--- Texto fuente ---

Este es el caso de Helene von Druskowitz, la segunda mujer en la historia con título de doctora en filosofía, y quien recientemente ha sido publicada al español por la editorial Taugenit. Helene logró también ser profesora de varias universidades europeas, pasando por Zúrich, Basilea, Múnich y Viena. Contemporánea, amiga y después acérrima crítica de Friedrich Nietzsche. La filósofa era una pensadora radical, demasiado libre y “dramática” para haber sido tomada más en serio por algunos recopiladores, comentadores, y académicos de filosofía.

---

Indica si cada afirmación concuerda con el texto sobre Helene von Druskowitz, respondiendo sí o no y citando literalmente las palabras del texto que lo deciden. (a) Helene von Druskowitz fue la primera mujer en obtener el título de doctora en filosofía. (b) Fue profesora en universidades de Zúrich y Viena, entre otras ciudades. (c) Hace poco fue publicada en español por la editorial Taugenit.

--- Conjunto de registros ---

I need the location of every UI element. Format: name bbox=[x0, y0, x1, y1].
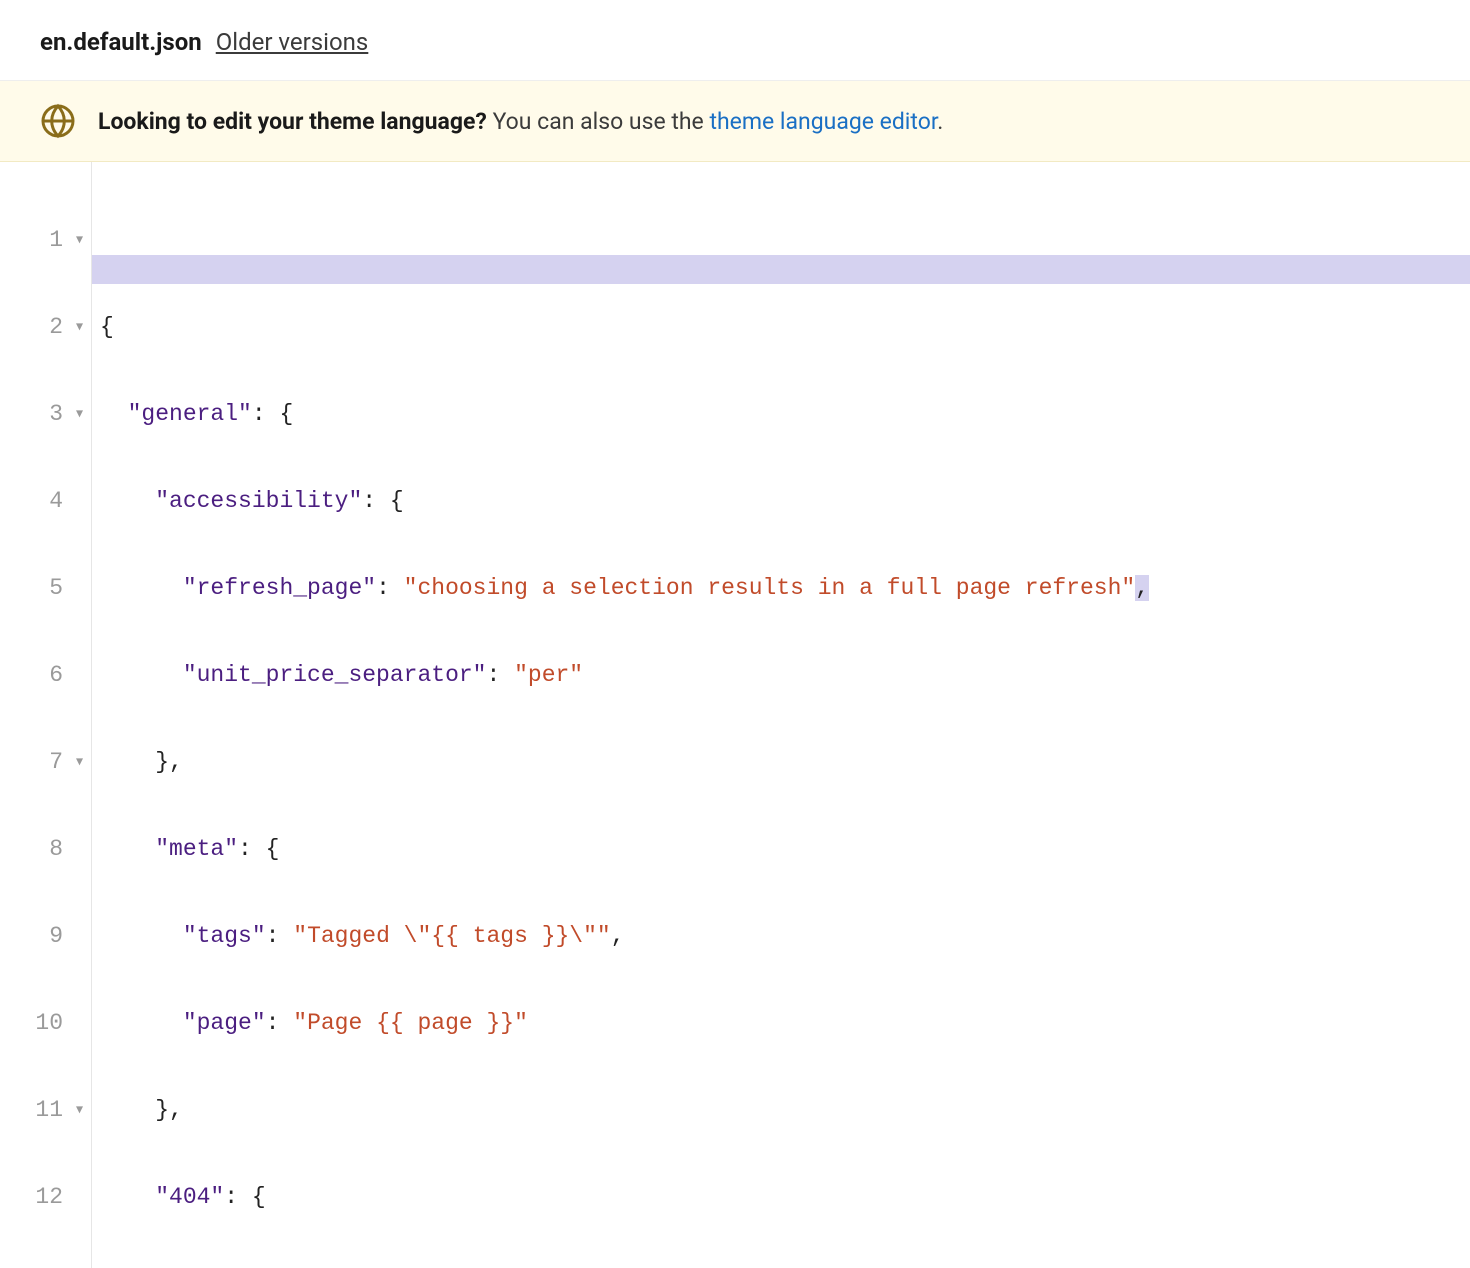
code-line[interactable]: }, bbox=[100, 748, 1470, 777]
banner-bold: Looking to edit your theme language? bbox=[98, 108, 487, 135]
line-number: 11▾ bbox=[0, 1096, 85, 1125]
banner-text: Looking to edit your theme language? You… bbox=[98, 108, 943, 135]
fold-icon[interactable]: ▾ bbox=[76, 226, 83, 255]
code-line[interactable]: "general": { bbox=[100, 400, 1470, 429]
line-number: 3▾ bbox=[0, 400, 85, 429]
line-number: 7▾ bbox=[0, 748, 85, 777]
banner-rest: You can also use the bbox=[487, 108, 710, 135]
code-line[interactable]: "page": "Page {{ page }}" bbox=[100, 1009, 1470, 1038]
code-line[interactable]: }, bbox=[100, 1096, 1470, 1125]
code-editor[interactable]: 1▾ 2▾ 3▾ 4 5 6 7▾ 8 9 10 11▾ 12 13 14 15… bbox=[0, 162, 1470, 1268]
code-line[interactable]: "refresh_page": "choosing a selection re… bbox=[100, 574, 1470, 603]
info-banner: Looking to edit your theme language? You… bbox=[0, 81, 1470, 162]
line-number: 2▾ bbox=[0, 313, 85, 342]
line-number: 12 bbox=[0, 1183, 85, 1212]
code-area[interactable]: { "general": { "accessibility": { "refre… bbox=[92, 162, 1470, 1268]
line-number: 4 bbox=[0, 487, 85, 516]
code-line[interactable]: "tags": "Tagged \"{{ tags }}\"", bbox=[100, 922, 1470, 951]
file-header: en.default.json Older versions bbox=[0, 0, 1470, 81]
older-versions-link[interactable]: Older versions bbox=[216, 28, 369, 56]
fold-icon[interactable]: ▾ bbox=[76, 313, 83, 342]
code-line[interactable]: "unit_price_separator": "per" bbox=[100, 661, 1470, 690]
line-number: 10 bbox=[0, 1009, 85, 1038]
code-line[interactable]: "accessibility": { bbox=[100, 487, 1470, 516]
fold-icon[interactable]: ▾ bbox=[76, 1096, 83, 1125]
theme-language-editor-link[interactable]: theme language editor bbox=[709, 108, 937, 135]
line-number: 8 bbox=[0, 835, 85, 864]
code-line[interactable]: { bbox=[100, 313, 1470, 342]
fold-icon[interactable]: ▾ bbox=[76, 748, 83, 777]
banner-period: . bbox=[937, 108, 943, 135]
line-number: 5 bbox=[0, 574, 85, 603]
globe-icon bbox=[40, 103, 76, 139]
fold-icon[interactable]: ▾ bbox=[76, 400, 83, 429]
file-name: en.default.json bbox=[40, 28, 202, 56]
line-number-gutter: 1▾ 2▾ 3▾ 4 5 6 7▾ 8 9 10 11▾ 12 13 14 15… bbox=[0, 162, 92, 1268]
code-line[interactable]: "404": { bbox=[100, 1183, 1470, 1212]
line-number: 1▾ bbox=[0, 226, 85, 255]
line-number: 9 bbox=[0, 922, 85, 951]
line-number: 6 bbox=[0, 661, 85, 690]
code-line[interactable]: "meta": { bbox=[100, 835, 1470, 864]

---

▸ Solución completa:
(a) No: «la segunda mujer en la historia con título de doctora en filosofía».
(b) Sí: «profesora de varias universidades europeas, pasando por Zúrich, Basilea, Múnich y Viena».
(c) Sí: «recientemente ha sido publicada al español por la editorial Taugenit».